(Lines of data)
┌──

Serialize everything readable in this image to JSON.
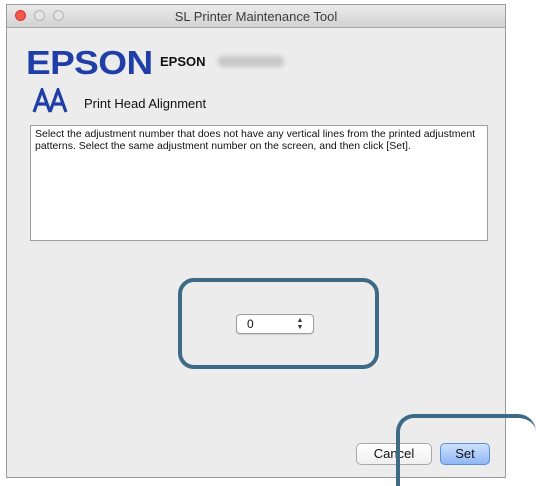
{
  "window": {
    "title": "SL Printer Maintenance Tool"
  },
  "header": {
    "logo": "EPSON",
    "model_prefix": "EPSON",
    "model_suffix_redacted": true
  },
  "section": {
    "icon": "print-head-alignment-icon",
    "title": "Print Head Alignment"
  },
  "instructions": "Select the adjustment number that does not have any vertical lines from the printed adjustment patterns. Select the same adjustment number on the screen, and then click [Set].",
  "adjustment": {
    "selected_value": "0"
  },
  "buttons": {
    "cancel": "Cancel",
    "set": "Set"
  },
  "colors": {
    "brand": "#1f3ea8",
    "highlight": "#3f6a87",
    "default_button": "#8fb7f5"
  }
}
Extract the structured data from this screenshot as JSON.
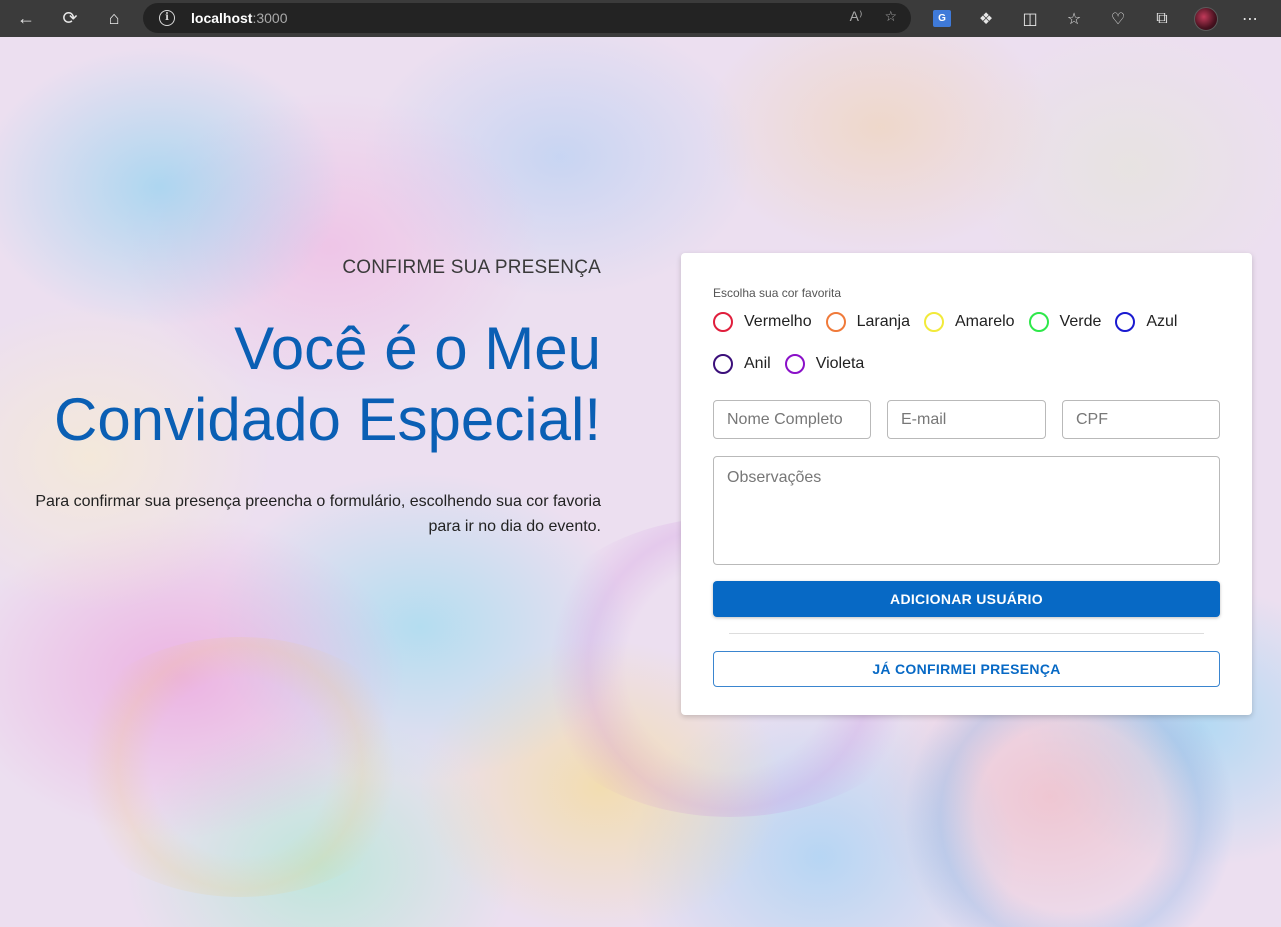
{
  "browser": {
    "url_host": "localhost",
    "url_port": ":3000",
    "translate_badge": "G"
  },
  "hero": {
    "eyebrow": "CONFIRME SUA PRESENÇA",
    "headline_line1": "Você é o Meu",
    "headline_line2": "Convidado Especial!",
    "description": "Para confirmar sua presença preencha o formulário, escolhendo sua cor favoria para ir no dia do evento."
  },
  "form": {
    "legend": "Escolha sua cor favorita",
    "colors": [
      {
        "label": "Vermelho",
        "color": "#e01e3c"
      },
      {
        "label": "Laranja",
        "color": "#f07a3a"
      },
      {
        "label": "Amarelo",
        "color": "#f2ea3a"
      },
      {
        "label": "Verde",
        "color": "#2ee84a"
      },
      {
        "label": "Azul",
        "color": "#1a1ad0"
      },
      {
        "label": "Anil",
        "color": "#3b0f7a"
      },
      {
        "label": "Violeta",
        "color": "#8a10c8"
      }
    ],
    "name_placeholder": "Nome Completo",
    "email_placeholder": "E-mail",
    "cpf_placeholder": "CPF",
    "notes_placeholder": "Observações",
    "submit_label": "ADICIONAR USUÁRIO",
    "confirmed_label": "JÁ CONFIRMEI PRESENÇA"
  },
  "theme": {
    "accent": "#0769c5",
    "headline_color": "#0a5fb4"
  }
}
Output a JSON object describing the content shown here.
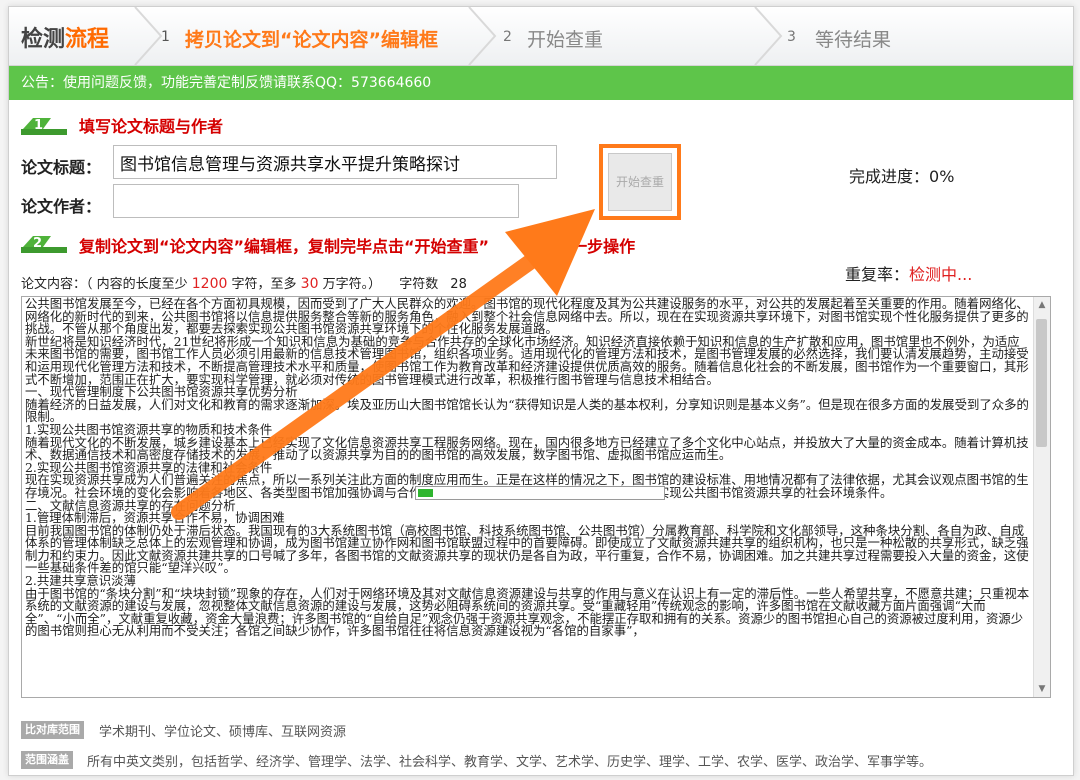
{
  "steps": {
    "title_prefix": "检测",
    "title_highlight": "流程",
    "items": [
      {
        "num": "1",
        "label": "拷贝论文到“论文内容”编辑框"
      },
      {
        "num": "2",
        "label": "开始查重"
      },
      {
        "num": "3",
        "label": "等待结果"
      }
    ]
  },
  "notice": "公告：使用问题反馈，功能完善定制反馈请联系QQ：573664660",
  "section1": {
    "title": "填写论文标题与作者"
  },
  "form": {
    "title_label": "论文标题：",
    "title_value": "图书馆信息管理与资源共享水平提升策略探讨",
    "author_label": "论文作者：",
    "author_value": ""
  },
  "start_button": "开始查重",
  "progress": {
    "label": "完成进度：",
    "value": "0%"
  },
  "section2": {
    "title": "复制论文到“论文内容”编辑框，复制完毕点击“开始查重”",
    "title_tail": "进入下一步操作"
  },
  "duplicate": {
    "label": "重复率：",
    "value": "检测中..."
  },
  "content_info": {
    "prefix": "论文内容：（ 内容的长度至少 ",
    "min": "1200",
    "middle": " 字符，至多 ",
    "max": "30",
    "suffix": " 万字符。）",
    "count_label": "字符数",
    "count_tail": "28"
  },
  "content_text": "公共图书馆发展至今，已经在各个方面初具规模，因而受到了广大人民群众的欢迎。图书馆的现代化程度及其为公共建设服务的水平，对公共的发展起着至关重要的作用。随着网络化、网络化的新时代的到来，公共图书馆将以信息提供服务整合等新的服务角色，融入到整个社会信息网络中去。所以，现在在实现资源共享环境下，对图书馆实现个性化服务提供了更多的挑战。不管从那个角度出发，都要去探索实现公共图书馆资源共享环境下的个性化服务发展道路。\n新世纪将是知识经济时代，21世纪将形成一个知识和信息为基础的竞争与合作共存的全球化市场经济。知识经济直接依赖于知识和信息的生产扩散和应用，图书馆里也不例外，为适应未来图书馆的需要，图书馆工作人员必须引用最新的信息技术管理图书馆，组织各项业务。适用现代化的管理方法和技术，是图书管理发展的必然选择，我们要认清发展趋势，主动接受和运用现代化管理方法和技术，不断提高管理技术水平和质量，使图书馆工作为教育改革和经济建设提供优质高效的服务。随着信息化社会的不断发展，图书馆作为一个重要窗口，其形式不断增加，范围正在扩大，要实现科学管理，就必须对传统的图书管理模式进行改革，积极推行图书管理与信息技术相结合。\n一、现代管理制度下公共图书馆资源共享优势分析\n随着经济的日益发展，人们对文化和教育的需求逐渐加深。埃及亚历山大图书馆馆长认为“获得知识是人类的基本权利，分享知识则是基本义务”。但是现在很多方面的发展受到了众多的限制。\n1.实现公共图书馆资源共享的物质和技术条件\n随着现代文化的不断发展，城乡建设基本上已经实现了文化信息资源共享工程服务网络。现在，国内很多地方已经建立了多个文化中心站点，并投放大了大量的资金成本。随着计算机技术、数据通信技术和高密度存储技术的发展，推动了以资源共享为目的的图书馆的高效发展，数字图书馆、虚拟图书馆应运而生。\n2.实现公共图书馆资源共享的法律和社会条件\n现在实现资源共享成为人们普遍关注的焦点，所以一系列关注此方面的制度应用而生。正是在这样的情况之下，图书馆的建设标准、用地情况都有了法律依据，尤其会议观点图书馆的生存境况。社会环境的变化会影响着各地区、各类型图书馆加强协调与合作。促进全社会信息资源的有效利用，构成了实现公共图书馆资源共享的社会环境条件。\n二、文献信息资源共享的存在问题分析\n1.管理体制滞后，资源共享合作不易，协调困难\n目前我国图书馆的体制仍处于滞后状态。我国现有的3大系统图书馆（高校图书馆、科技系统图书馆、公共图书馆）分属教育部、科学院和文化部领导，这种条块分割、各自为政、自成体系的管理体制缺乏总体上的宏观管理和协调，成为图书馆建立协作网和图书馆联盟过程中的首要障碍。即使成立了文献资源共建共享的组织机构，也只是一种松散的共享形式，缺乏强制力和约束力。因此文献资源共建共享的口号喊了多年，各图书馆的文献资源共享的现状仍是各自为政，平行重复，合作不易，协调困难。加之共建共享过程需要投入大量的资金，这使一些基础条件差的馆只能“望洋兴叹”。\n2.共建共享意识淡薄\n由于图书馆的“条块分割”和“块块封锁”现象的存在，人们对于网络环境及其对文献信息资源建设与共享的作用与意义在认识上有一定的滞后性。一些人希望共享，不愿意共建；只重视本系统的文献资源的建设与发展，忽视整体文献信息资源的建设与发展，这势必阻碍系统间的资源共享。受“重藏轻用”传统观念的影响，许多图书馆在文献收藏方面片面强调“大而全”、“小而全”，文献重复收藏，资金大量浪费；许多图书馆的“自给自足”观念仍强于资源共享观念，不能摆正存取和拥有的关系。资源少的图书馆担心自己的资源被过度利用，资源少的图书馆则担心无从利用而不受关注；各馆之间缺少协作，许多图书馆往往将信息资源建设视为“各馆的自家事”，",
  "footer": {
    "compare_tag": "比对库范围",
    "compare_text": "学术期刊、学位论文、硕博库、互联网资源",
    "scope_tag": "范围涵盖",
    "scope_text": "所有中英文类别，包括哲学、经济学、管理学、法学、社会科学、教育学、文学、艺术学、历史学、理学、工学、农学、医学、政治学、军事学等。"
  },
  "loading_progress_fraction": 0.06,
  "colors": {
    "accent": "#ff7a1a",
    "notice_bg": "#5ec54a",
    "section_red": "#d40000",
    "badge_green": "#3d9a2e"
  }
}
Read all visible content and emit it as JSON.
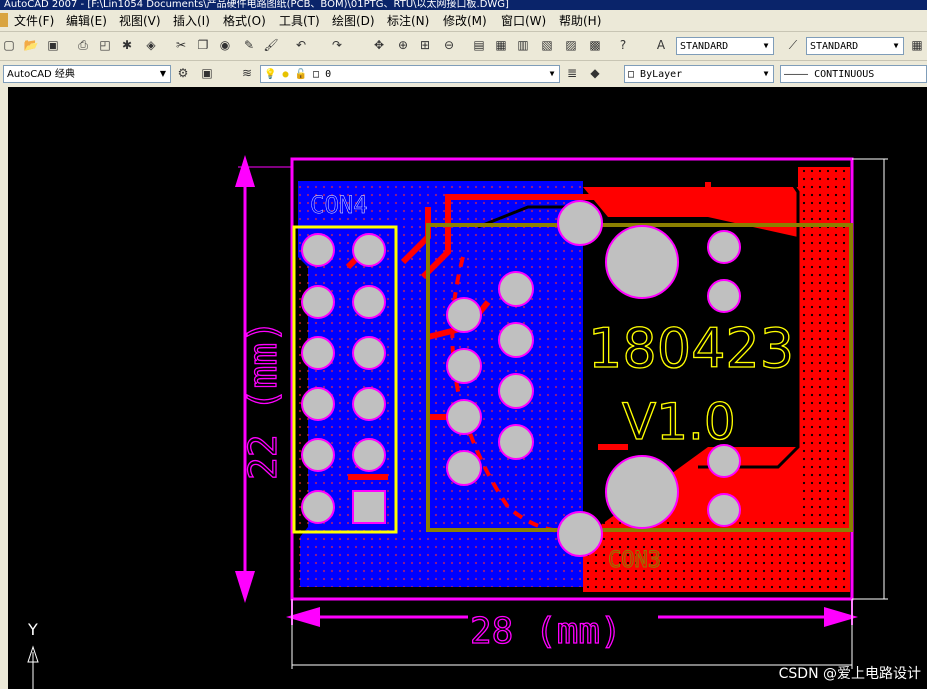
{
  "window": {
    "title": "AutoCAD 2007 - [F:\\Lin1054 Documents\\产品硬件电路图纸(PCB、BOM)\\01PTG、RTU\\以太网接口板.DWG]"
  },
  "menu": [
    "文件(F)",
    "编辑(E)",
    "视图(V)",
    "插入(I)",
    "格式(O)",
    "工具(T)",
    "绘图(D)",
    "标注(N)",
    "修改(M)",
    "窗口(W)",
    "帮助(H)"
  ],
  "toolbar": {
    "text_style": "STANDARD",
    "dim_style": "STANDARD",
    "workspace": "AutoCAD 经典",
    "layer": "0",
    "color": "ByLayer",
    "linetype": "CONTINUOUS"
  },
  "icons": [
    "new-icon",
    "open-icon",
    "save-icon",
    "print-icon",
    "preview-icon",
    "publish-icon",
    "3d-icon",
    "cut-icon",
    "copy-icon",
    "paste-icon",
    "match-icon",
    "brush-icon",
    "undo-icon",
    "redo-icon",
    "pan-icon",
    "zoom-realtime-icon",
    "zoom-window-icon",
    "zoom-prev-icon",
    "properties-icon",
    "design-center-icon",
    "tool-palette-icon",
    "sheetset-icon",
    "markup-icon",
    "calc-icon",
    "help-icon",
    "text-style-icon",
    "dim-style-icon",
    "layer-manager-icon",
    "layer-state-icon"
  ],
  "drawing": {
    "connector_left_label": "CON4",
    "connector_right_label": "CON3",
    "date_label": "180423",
    "version_label": "V1.0",
    "height_dim": "22 (mm)",
    "width_dim": "28 (mm)",
    "ucs_y": "Y",
    "colors": {
      "outline": "#ff00ff",
      "top_copper": "#ff0000",
      "bottom_copper": "#0000ff",
      "con4_box": "#ffff00",
      "con3_box": "#8b8000",
      "pad": "#c0c0c0",
      "text": "#ffff00"
    }
  },
  "watermark": "CSDN @爱上电路设计"
}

└──

- **WRITTEN PROBLEM**
Show every line in the entries where the string "STANDARD" occurs.

- **RESULT OF THE EXERCISE**
    "text_style": "STANDARD",
    "dim_style": "STANDARD",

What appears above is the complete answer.